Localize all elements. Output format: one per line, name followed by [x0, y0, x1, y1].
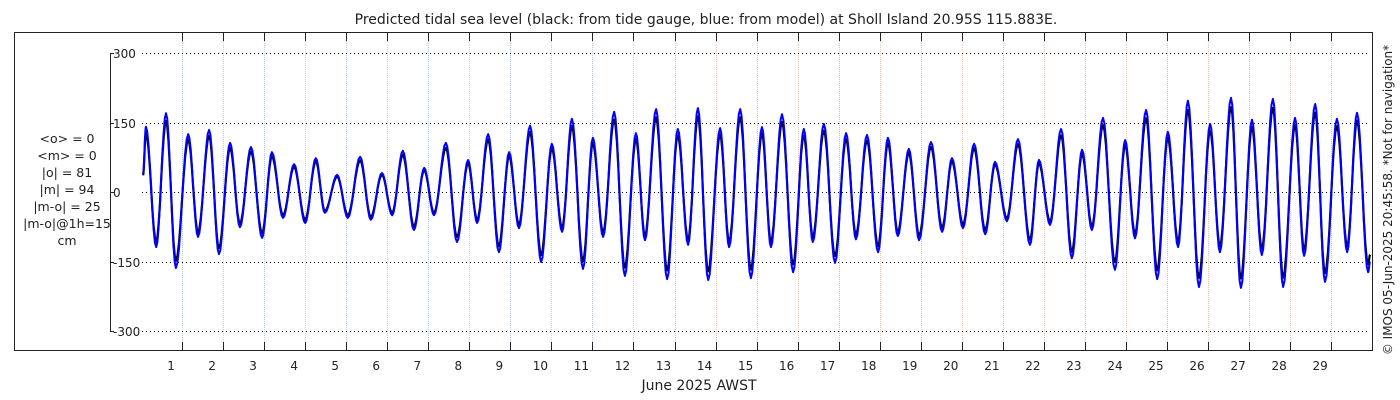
- y-tick-label: -300: [113, 325, 140, 339]
- x-tick-label: 20: [943, 359, 958, 373]
- stat-line: <m> = 0: [37, 148, 97, 163]
- x-tick-label: 17: [820, 359, 835, 373]
- x-tick-label: 14: [697, 359, 712, 373]
- x-tick-label: 28: [1271, 359, 1286, 373]
- series-lines: [142, 96, 1372, 289]
- x-tick-label: 8: [454, 359, 462, 373]
- x-tick-label: 3: [249, 359, 257, 373]
- x-tick-label: 4: [290, 359, 298, 373]
- x-tick-label: 7: [413, 359, 421, 373]
- x-tick-label: 1: [167, 359, 175, 373]
- y-tick-label: -150: [113, 256, 140, 270]
- x-tick-label: 16: [779, 359, 794, 373]
- x-tick-label: 9: [496, 359, 504, 373]
- x-tick-label: 5: [331, 359, 339, 373]
- x-tick-label: 26: [1189, 359, 1204, 373]
- model-series-line: [142, 96, 1371, 289]
- stat-line: |m-o| = 25: [33, 199, 100, 214]
- chart-title: Predicted tidal sea level (black: from t…: [355, 12, 1058, 28]
- x-tick-label: 27: [1230, 359, 1245, 373]
- x-tick-label: 25: [1148, 359, 1163, 373]
- x-tick-label: 13: [656, 359, 671, 373]
- x-tick-label: 6: [372, 359, 380, 373]
- stat-line: |m-o|@1h=15: [23, 216, 111, 231]
- value-gridlines: [142, 53, 1370, 332]
- y-tick-labels: 300 150 0 -150 -300: [110, 47, 140, 339]
- x-axis-label: June 2025 AWST: [640, 378, 757, 394]
- x-tick-label: 15: [738, 359, 753, 373]
- x-tick-label: 23: [1066, 359, 1081, 373]
- x-tick-label: 11: [574, 359, 589, 373]
- stat-line: |o| = 81: [42, 165, 92, 180]
- x-tick-label: 22: [1025, 359, 1040, 373]
- x-tick-label: 18: [861, 359, 876, 373]
- x-tick-label: 12: [615, 359, 630, 373]
- plot-frame: [14, 32, 1373, 351]
- y-tick-label: 300: [113, 47, 136, 61]
- x-tick-label: 21: [984, 359, 999, 373]
- day-gridlines: [182, 33, 1332, 350]
- stat-line: <o> = 0: [40, 131, 95, 146]
- x-tick-label: 24: [1107, 359, 1122, 373]
- x-tick-labels: 1 2 3 4 5 6 7 8 9 10 11 12 13 14 15 16 17 18 19 20 21 22 23 24 2…: [167, 359, 1328, 373]
- stats-block: <o> = 0 <m> = 0 |o| = 81 |m| = 94 |m-o| = 25…: [23, 131, 111, 248]
- stat-line: |m| = 94: [40, 182, 95, 197]
- x-tick-label: 10: [533, 359, 548, 373]
- x-tick-label: 29: [1313, 359, 1328, 373]
- copyright-note: © IMOS 05-Jun-2025 20:45:58. *Not for na…: [1381, 45, 1395, 355]
- y-tick-label: 0: [113, 186, 121, 200]
- y-tick-label: 150: [113, 117, 136, 131]
- x-tick-label: 19: [902, 359, 917, 373]
- stat-line: cm: [57, 233, 76, 248]
- x-tick-label: 2: [208, 359, 216, 373]
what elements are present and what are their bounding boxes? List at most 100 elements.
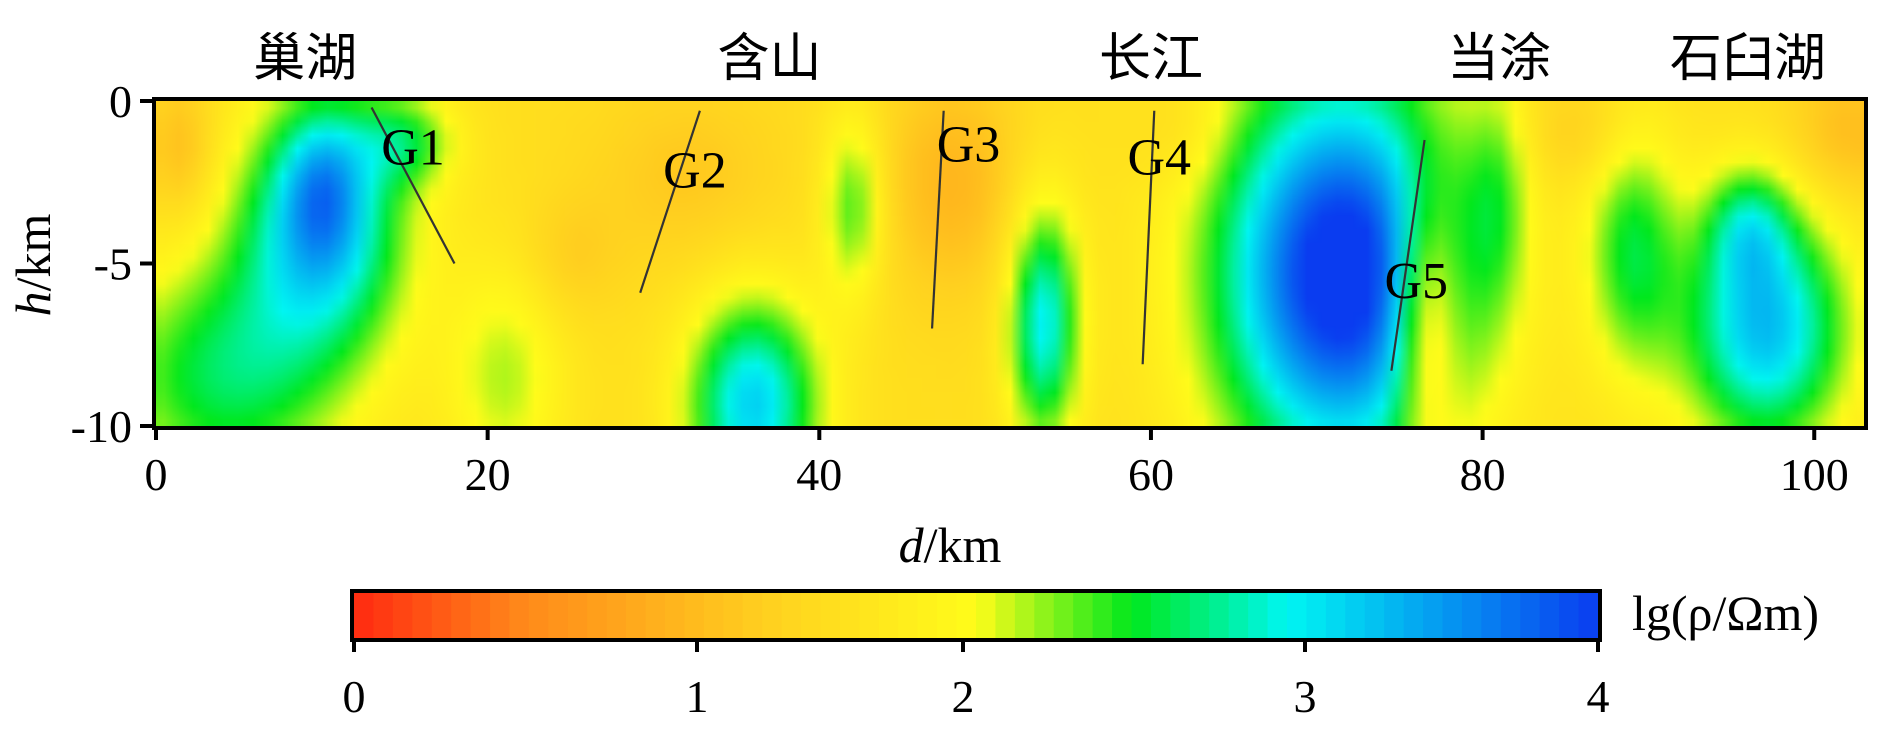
x-tick-label: 100 — [1780, 449, 1849, 500]
colorbar-cell — [839, 593, 861, 638]
x-tick-label: 0 — [145, 449, 168, 500]
colorbar-cell — [431, 593, 452, 638]
colorbar-cell — [528, 593, 550, 638]
colorbar-cell — [1112, 593, 1133, 638]
colorbar-tick-label: 1 — [686, 671, 709, 722]
colorbar-cell — [1170, 593, 1191, 638]
fault-label-g4: G4 — [1127, 129, 1191, 186]
colorbar-cell — [1287, 593, 1308, 638]
x-tick-label: 80 — [1460, 449, 1506, 500]
colorbar-cell — [548, 593, 569, 638]
x-tick-label: 20 — [465, 449, 511, 500]
resistivity-heatmap — [156, 101, 1864, 426]
colorbar-cell — [703, 593, 725, 638]
place-label: 当涂 — [1447, 31, 1551, 88]
place-label: 石臼湖 — [1670, 31, 1826, 88]
colorbar-cell — [1131, 593, 1152, 638]
colorbar-cell — [1325, 593, 1347, 638]
colorbar-cell — [412, 593, 433, 638]
y-axis-label-unit: /km — [5, 214, 61, 292]
colorbar-cell — [490, 593, 511, 638]
y-axis: 0 -5 -10 — [71, 76, 154, 452]
fault-line-g2 — [639, 110, 701, 294]
y-axis-label: h/km — [5, 214, 61, 317]
place-label: 长江 — [1099, 31, 1203, 88]
colorbar-cell — [742, 593, 763, 638]
colorbar-cell — [898, 593, 919, 638]
colorbar-cell — [762, 593, 783, 638]
colorbar-cell — [1034, 593, 1055, 638]
place-label: 含山 — [718, 31, 822, 88]
colorbar-cell — [820, 593, 841, 638]
colorbar-cell — [451, 593, 472, 638]
colorbar-cell — [781, 593, 802, 638]
x-axis: 0 20 40 60 80 100 — [145, 428, 1849, 500]
colorbar-cell — [1481, 593, 1502, 638]
colorbar-cell — [1150, 593, 1172, 638]
colorbar-cell — [1520, 593, 1541, 638]
colorbar-cell — [1014, 593, 1036, 638]
fault-label-g3: G3 — [937, 116, 1001, 173]
fault-line-g1 — [370, 106, 456, 265]
place-labels: 巢湖 含山 长江 当涂 石臼湖 — [253, 31, 1826, 88]
colorbar-cell — [1559, 593, 1580, 638]
colorbar-cell — [354, 593, 375, 638]
colorbar-tick-label: 0 — [343, 671, 366, 722]
fault-line-g4 — [1141, 110, 1156, 365]
colorbar-cell — [1189, 593, 1211, 638]
colorbar: 0 1 2 3 4 lg(ρ/Ωm) — [343, 585, 1820, 722]
heatmap-image — [156, 101, 1864, 426]
colorbar-cell — [1345, 593, 1366, 638]
colorbar-cell — [1267, 593, 1288, 638]
x-axis-label-unit: /km — [924, 517, 1002, 573]
colorbar-cell — [937, 593, 958, 638]
colorbar-cell — [1364, 593, 1385, 638]
place-label: 巢湖 — [253, 31, 357, 88]
colorbar-tick-label: 2 — [952, 671, 975, 722]
colorbar-cell — [995, 593, 1016, 638]
colorbar-cell — [1500, 593, 1522, 638]
colorbar-cell — [626, 593, 647, 638]
colorbar-cell — [723, 593, 744, 638]
colorbar-cell — [976, 593, 997, 638]
y-tick-label: -10 — [71, 401, 132, 452]
colorbar-cell — [1209, 593, 1230, 638]
x-axis-label: d/km — [899, 517, 1002, 573]
colorbar-cell — [606, 593, 627, 638]
colorbar-cell — [1092, 593, 1113, 638]
colorbar-cell — [801, 593, 822, 638]
x-tick-label: 40 — [796, 449, 842, 500]
colorbar-cell — [470, 593, 491, 638]
fault-lines: G1 G2 G3 G4 G5 — [370, 106, 1448, 371]
colorbar-cell — [665, 593, 686, 638]
colorbar-tick-label: 4 — [1587, 671, 1610, 722]
colorbar-cell — [1306, 593, 1327, 638]
colorbar-cell — [917, 593, 938, 638]
x-tick-label: 60 — [1128, 449, 1174, 500]
colorbar-cell — [392, 593, 414, 638]
colorbar-cell — [645, 593, 666, 638]
colorbar-cells — [354, 593, 1599, 638]
colorbar-cell — [956, 593, 977, 638]
fault-label-g5: G5 — [1384, 253, 1448, 310]
colorbar-cell — [1539, 593, 1560, 638]
colorbar-cell — [587, 593, 608, 638]
fault-line-g5 — [1390, 139, 1426, 371]
colorbar-label: lg(ρ/Ωm) — [1632, 585, 1819, 641]
colorbar-cell — [1578, 593, 1599, 638]
fault-line-g3 — [930, 110, 945, 329]
y-tick-label: -5 — [94, 239, 132, 290]
colorbar-cell — [373, 593, 394, 638]
colorbar-cell — [1248, 593, 1269, 638]
colorbar-cell — [1461, 593, 1483, 638]
colorbar-cell — [567, 593, 589, 638]
colorbar-frame — [350, 589, 1602, 642]
y-axis-label-var: h — [5, 291, 61, 316]
colorbar-tick-label: 3 — [1294, 671, 1317, 722]
colorbar-cell — [1442, 593, 1463, 638]
fault-label-g2: G2 — [663, 142, 727, 199]
colorbar-cell — [1403, 593, 1424, 638]
colorbar-cell — [1073, 593, 1094, 638]
fault-label-g1: G1 — [381, 120, 445, 177]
####################
Aim
Rewrite the records starting with the line with "x-tick-label: 100 — [1780, 449, 1849, 500]" and going on through the line with "colorbar-cell — [1170, 593, 1191, 638]", putting "colorbar-swatch" wherever "colorbar-cell" appears and leaving everything else unchanged. Give back only those lines.

Final result
x-tick-label: 100 — [1780, 449, 1849, 500]
colorbar-swatch — [839, 593, 861, 638]
x-tick-label: 0 — [145, 449, 168, 500]
colorbar-swatch — [431, 593, 452, 638]
colorbar-swatch — [528, 593, 550, 638]
colorbar-swatch — [1112, 593, 1133, 638]
colorbar-tick-label: 1 — [686, 671, 709, 722]
colorbar-swatch — [1170, 593, 1191, 638]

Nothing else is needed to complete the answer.